Objective: Scan the listing that follows and report how many lines contain "ylabel". Write the number alone.

[Data extracted from a collection]
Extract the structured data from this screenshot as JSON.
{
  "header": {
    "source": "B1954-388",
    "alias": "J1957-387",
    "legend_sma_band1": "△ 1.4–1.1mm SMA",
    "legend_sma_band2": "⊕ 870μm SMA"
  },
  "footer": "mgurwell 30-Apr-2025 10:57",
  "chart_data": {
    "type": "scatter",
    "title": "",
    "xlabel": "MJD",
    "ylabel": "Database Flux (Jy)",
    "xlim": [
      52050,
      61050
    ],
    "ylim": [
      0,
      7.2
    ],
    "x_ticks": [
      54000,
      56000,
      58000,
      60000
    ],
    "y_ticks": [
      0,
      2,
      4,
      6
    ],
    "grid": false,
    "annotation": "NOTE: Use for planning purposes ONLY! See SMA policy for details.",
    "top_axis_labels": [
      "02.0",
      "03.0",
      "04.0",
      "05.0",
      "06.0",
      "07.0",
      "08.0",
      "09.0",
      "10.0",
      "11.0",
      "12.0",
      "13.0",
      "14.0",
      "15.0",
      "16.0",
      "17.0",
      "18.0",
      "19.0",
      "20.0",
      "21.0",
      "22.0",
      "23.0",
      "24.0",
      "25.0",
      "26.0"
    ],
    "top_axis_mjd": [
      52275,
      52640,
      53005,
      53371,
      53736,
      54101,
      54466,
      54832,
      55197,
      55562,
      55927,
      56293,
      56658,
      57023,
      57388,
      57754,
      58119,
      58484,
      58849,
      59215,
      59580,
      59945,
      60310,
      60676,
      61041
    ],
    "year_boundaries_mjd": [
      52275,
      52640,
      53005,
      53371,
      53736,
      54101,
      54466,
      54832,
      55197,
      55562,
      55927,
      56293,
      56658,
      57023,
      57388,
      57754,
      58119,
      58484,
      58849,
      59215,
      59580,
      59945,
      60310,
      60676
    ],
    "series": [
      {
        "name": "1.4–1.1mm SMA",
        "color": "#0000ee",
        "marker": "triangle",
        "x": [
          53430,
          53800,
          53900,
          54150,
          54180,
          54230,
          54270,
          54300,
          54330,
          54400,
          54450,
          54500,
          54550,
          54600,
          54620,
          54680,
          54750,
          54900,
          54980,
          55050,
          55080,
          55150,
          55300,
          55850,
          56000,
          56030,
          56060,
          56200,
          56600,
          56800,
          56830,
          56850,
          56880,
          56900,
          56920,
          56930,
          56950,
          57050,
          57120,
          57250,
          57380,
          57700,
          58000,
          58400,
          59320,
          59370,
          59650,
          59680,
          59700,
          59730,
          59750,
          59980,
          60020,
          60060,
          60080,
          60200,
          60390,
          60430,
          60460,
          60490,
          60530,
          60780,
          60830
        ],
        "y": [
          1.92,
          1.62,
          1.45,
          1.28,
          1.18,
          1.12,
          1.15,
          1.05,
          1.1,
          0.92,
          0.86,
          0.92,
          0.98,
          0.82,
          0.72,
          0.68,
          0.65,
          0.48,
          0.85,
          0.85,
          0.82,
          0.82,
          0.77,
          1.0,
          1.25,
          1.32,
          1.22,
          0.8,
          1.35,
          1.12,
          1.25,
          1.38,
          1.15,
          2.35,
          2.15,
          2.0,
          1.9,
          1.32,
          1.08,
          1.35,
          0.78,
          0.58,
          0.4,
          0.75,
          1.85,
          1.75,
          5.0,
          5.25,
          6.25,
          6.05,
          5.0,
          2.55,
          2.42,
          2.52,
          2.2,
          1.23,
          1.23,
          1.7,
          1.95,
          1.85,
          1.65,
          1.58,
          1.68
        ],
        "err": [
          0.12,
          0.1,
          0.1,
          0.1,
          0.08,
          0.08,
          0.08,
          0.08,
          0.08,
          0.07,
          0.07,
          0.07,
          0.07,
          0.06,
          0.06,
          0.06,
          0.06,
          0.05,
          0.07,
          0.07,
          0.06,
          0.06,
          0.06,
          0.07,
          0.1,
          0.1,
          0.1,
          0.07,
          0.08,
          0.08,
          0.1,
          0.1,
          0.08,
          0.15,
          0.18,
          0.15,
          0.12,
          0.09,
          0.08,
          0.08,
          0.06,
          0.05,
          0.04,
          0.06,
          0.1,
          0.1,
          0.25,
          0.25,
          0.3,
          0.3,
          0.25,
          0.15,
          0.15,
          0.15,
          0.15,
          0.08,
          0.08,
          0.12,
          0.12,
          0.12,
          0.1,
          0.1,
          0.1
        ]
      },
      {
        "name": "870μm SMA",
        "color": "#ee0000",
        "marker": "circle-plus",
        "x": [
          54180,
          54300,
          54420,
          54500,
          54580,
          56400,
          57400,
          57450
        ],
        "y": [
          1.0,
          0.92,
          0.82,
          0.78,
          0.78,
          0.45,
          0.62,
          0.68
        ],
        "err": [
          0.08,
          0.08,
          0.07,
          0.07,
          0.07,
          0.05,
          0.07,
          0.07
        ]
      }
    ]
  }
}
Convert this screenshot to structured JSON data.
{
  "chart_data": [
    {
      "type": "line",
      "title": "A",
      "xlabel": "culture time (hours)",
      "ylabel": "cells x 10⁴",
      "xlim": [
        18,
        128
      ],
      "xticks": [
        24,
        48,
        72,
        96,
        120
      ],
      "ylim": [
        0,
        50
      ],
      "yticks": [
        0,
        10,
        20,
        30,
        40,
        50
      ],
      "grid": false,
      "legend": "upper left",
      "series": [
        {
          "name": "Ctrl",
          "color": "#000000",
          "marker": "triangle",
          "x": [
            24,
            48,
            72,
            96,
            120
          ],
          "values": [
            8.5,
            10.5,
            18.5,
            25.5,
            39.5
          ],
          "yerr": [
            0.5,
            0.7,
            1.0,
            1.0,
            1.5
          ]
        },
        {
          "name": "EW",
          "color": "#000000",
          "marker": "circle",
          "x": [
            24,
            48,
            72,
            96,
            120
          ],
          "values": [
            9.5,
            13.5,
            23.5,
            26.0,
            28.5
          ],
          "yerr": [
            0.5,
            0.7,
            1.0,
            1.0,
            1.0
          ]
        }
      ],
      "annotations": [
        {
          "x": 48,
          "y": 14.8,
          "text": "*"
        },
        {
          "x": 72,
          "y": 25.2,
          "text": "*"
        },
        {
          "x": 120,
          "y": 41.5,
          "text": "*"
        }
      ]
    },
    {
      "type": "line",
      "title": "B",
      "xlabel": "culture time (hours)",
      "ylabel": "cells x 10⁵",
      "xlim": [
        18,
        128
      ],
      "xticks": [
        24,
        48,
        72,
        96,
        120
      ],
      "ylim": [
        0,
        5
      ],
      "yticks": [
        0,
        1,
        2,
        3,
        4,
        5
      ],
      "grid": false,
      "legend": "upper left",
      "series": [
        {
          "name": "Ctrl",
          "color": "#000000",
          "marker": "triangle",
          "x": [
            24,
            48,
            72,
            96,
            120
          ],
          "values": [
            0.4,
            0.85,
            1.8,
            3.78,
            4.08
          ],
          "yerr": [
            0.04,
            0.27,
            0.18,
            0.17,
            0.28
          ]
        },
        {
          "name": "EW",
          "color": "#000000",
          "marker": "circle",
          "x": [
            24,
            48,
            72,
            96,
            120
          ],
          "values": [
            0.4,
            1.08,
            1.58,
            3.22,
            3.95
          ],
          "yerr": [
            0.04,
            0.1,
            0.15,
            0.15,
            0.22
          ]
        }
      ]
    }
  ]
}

Answer to this task: 3